# [Items listed in a dataset]
## BEGIN
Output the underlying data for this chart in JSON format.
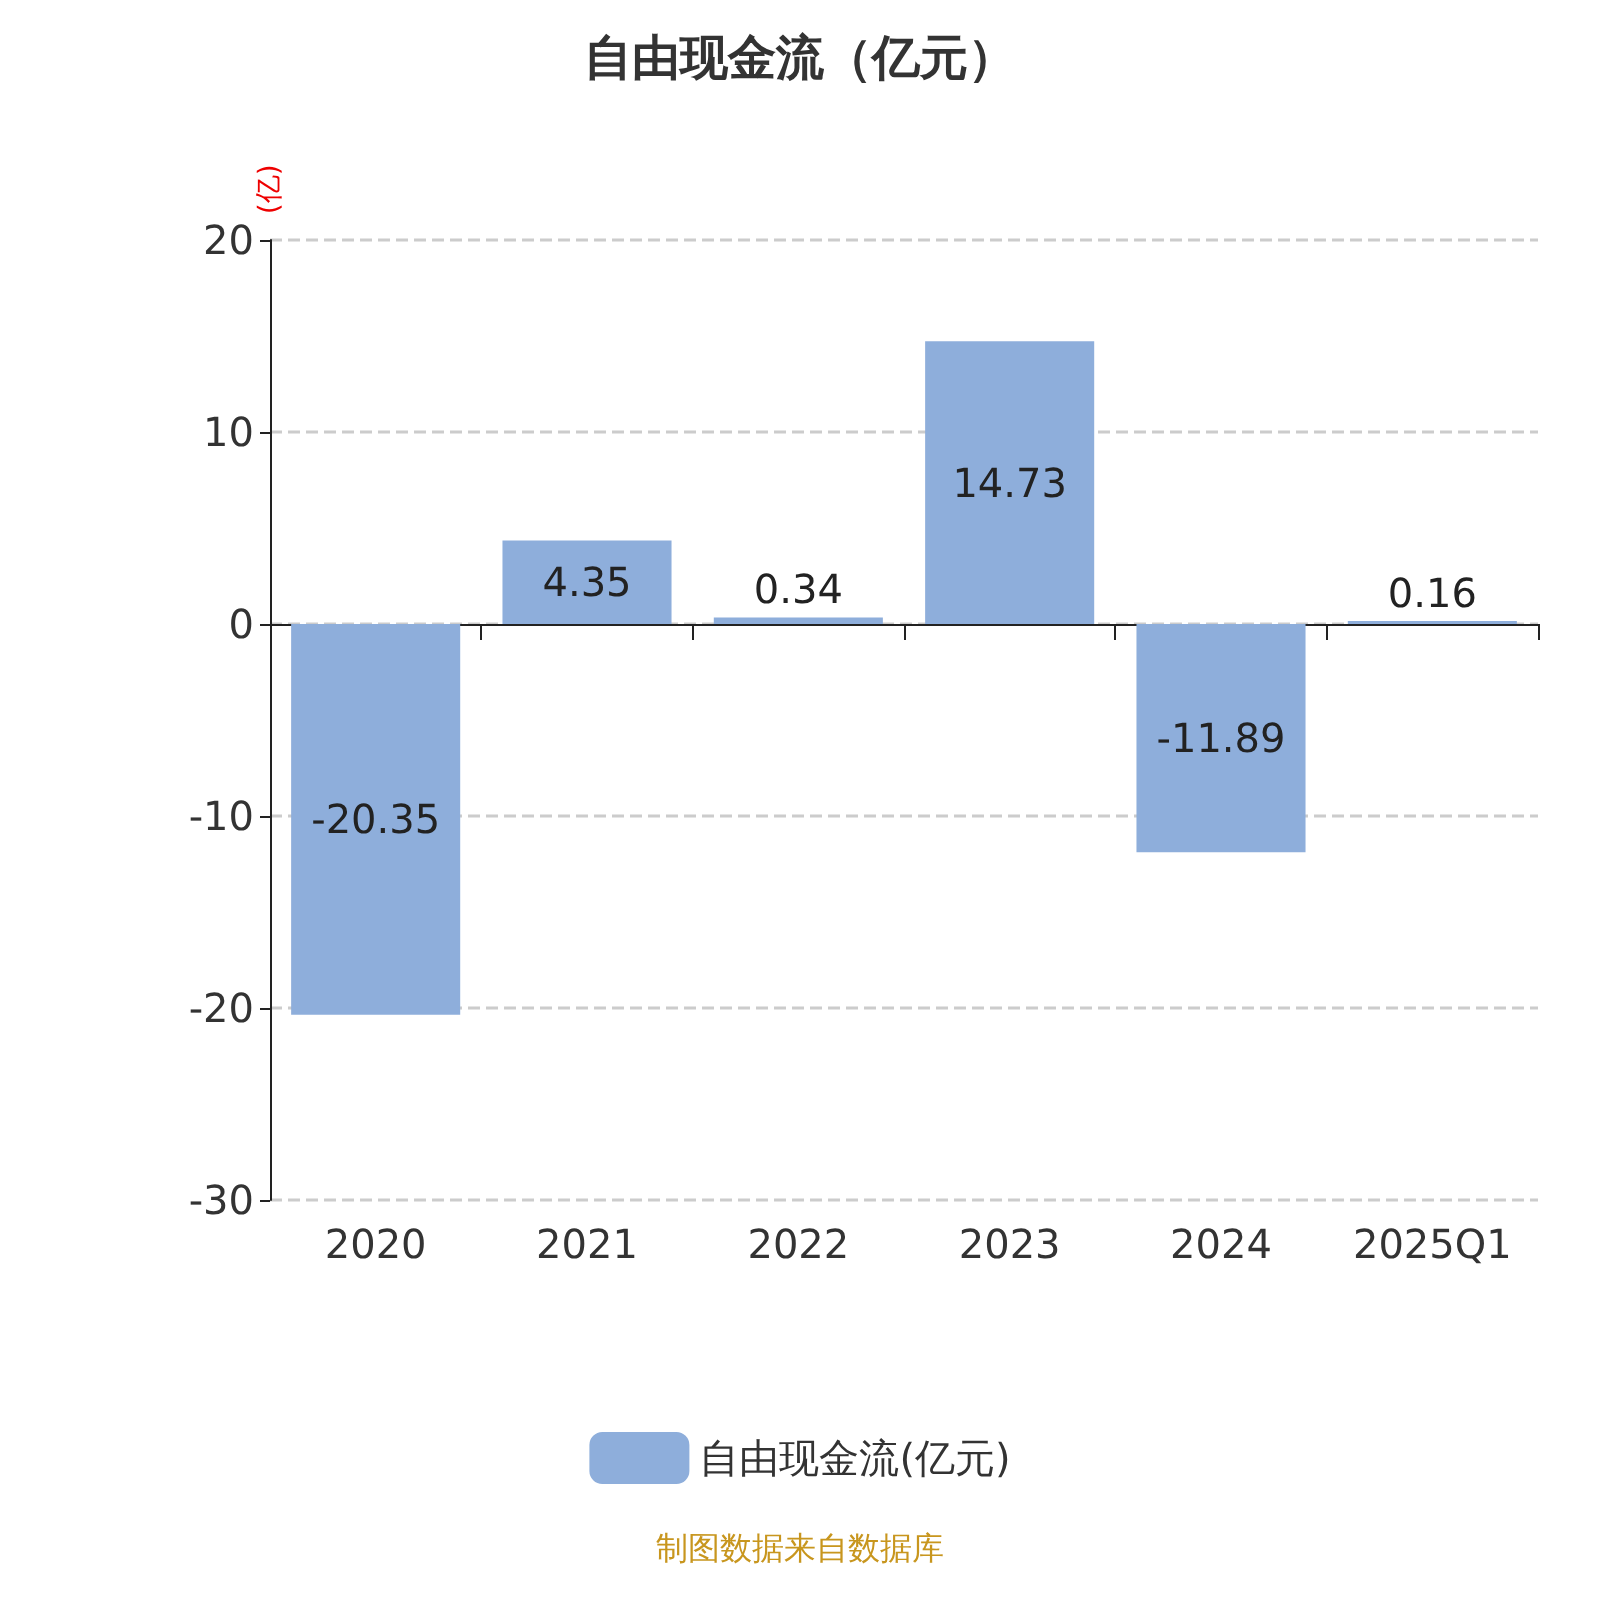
{
  "chart_data": {
    "type": "bar",
    "title": "自由现金流（亿元）",
    "ylabel": "(亿)",
    "categories": [
      "2020",
      "2021",
      "2022",
      "2023",
      "2024",
      "2025Q1"
    ],
    "series": [
      {
        "name": "自由现金流(亿元)",
        "color": "#8eaedb",
        "values": [
          -20.35,
          4.35,
          0.34,
          14.73,
          -11.89,
          0.16
        ]
      }
    ],
    "ylim": [
      -30,
      20
    ],
    "yticks": [
      -30,
      -20,
      -10,
      0,
      10,
      20
    ],
    "grid": "y",
    "data_labels": true,
    "legend": "bottom",
    "annotations": [
      "制图数据来自数据库"
    ]
  }
}
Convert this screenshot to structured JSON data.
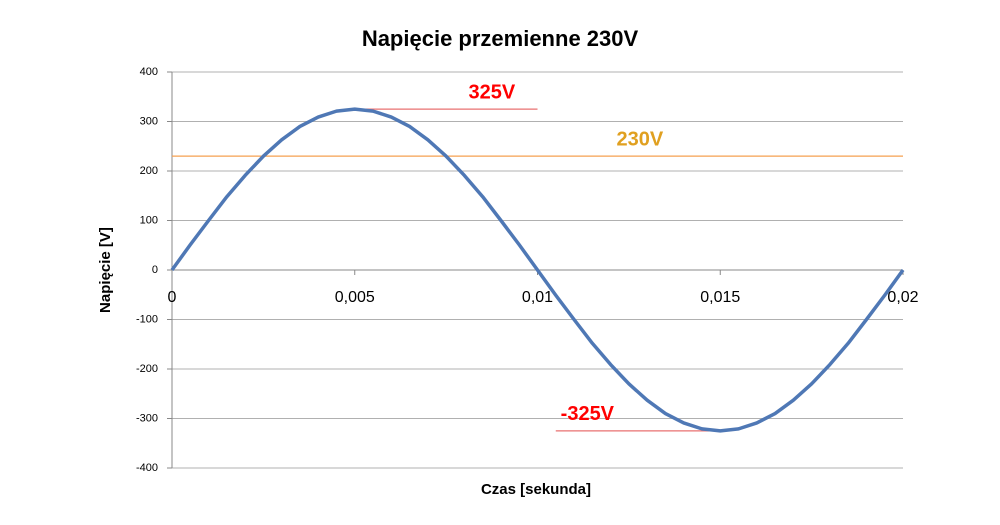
{
  "chart_data": {
    "type": "line",
    "title": "Napięcie przemienne 230V",
    "x_label": "Czas [sekunda]",
    "y_label": "Napięcie [V]",
    "x": [
      0,
      0.0005,
      0.001,
      0.0015,
      0.002,
      0.0025,
      0.003,
      0.0035,
      0.004,
      0.0045,
      0.005,
      0.0055,
      0.006,
      0.0065,
      0.007,
      0.0075,
      0.008,
      0.0085,
      0.009,
      0.0095,
      0.01,
      0.0105,
      0.011,
      0.0115,
      0.012,
      0.0125,
      0.013,
      0.0135,
      0.014,
      0.0145,
      0.015,
      0.0155,
      0.016,
      0.0165,
      0.017,
      0.0175,
      0.018,
      0.0185,
      0.019,
      0.0195,
      0.02
    ],
    "series": [
      {
        "color": "#4f78b5",
        "values": [
          0,
          51,
          100,
          148,
          191,
          230,
          263,
          290,
          309,
          321,
          325,
          321,
          309,
          290,
          263,
          230,
          191,
          148,
          100,
          51,
          0,
          -51,
          -100,
          -148,
          -191,
          -230,
          -263,
          -290,
          -309,
          -321,
          -325,
          -321,
          -309,
          -290,
          -263,
          -230,
          -191,
          -148,
          -100,
          -51,
          0
        ]
      }
    ],
    "xlim": [
      0,
      0.02
    ],
    "xticks": [
      0,
      {
        "value": 0.005,
        "label": "0,005"
      },
      {
        "value": 0.01,
        "label": "0,01"
      },
      {
        "value": 0.015,
        "label": "0,015"
      },
      {
        "value": 0.02,
        "label": "0,02"
      }
    ],
    "ylim": [
      -400,
      400
    ],
    "yticks": [
      -400,
      -300,
      -200,
      -100,
      0,
      100,
      200,
      300,
      400
    ],
    "grid": true,
    "annotations": [
      {
        "text": "325V",
        "value": 325,
        "xrange": [
          0.005,
          0.01
        ],
        "color": "#ff0000",
        "line_color": "#e87070"
      },
      {
        "text": "230V",
        "value": 230,
        "xrange": [
          0,
          0.02
        ],
        "color": "#e0a020",
        "line_color": "#f5a050"
      },
      {
        "text": "-325V",
        "value": -325,
        "xrange": [
          0.0105,
          0.0153
        ],
        "color": "#ff0000",
        "line_color": "#e87070"
      }
    ]
  }
}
## END
# [REQUIREMENT]
Copy each line of the listing that contains the string "this".

# [OUTPUT BELOW]
Output the underlying data for this chart in JSON format.
Convert this screenshot to structured JSON data.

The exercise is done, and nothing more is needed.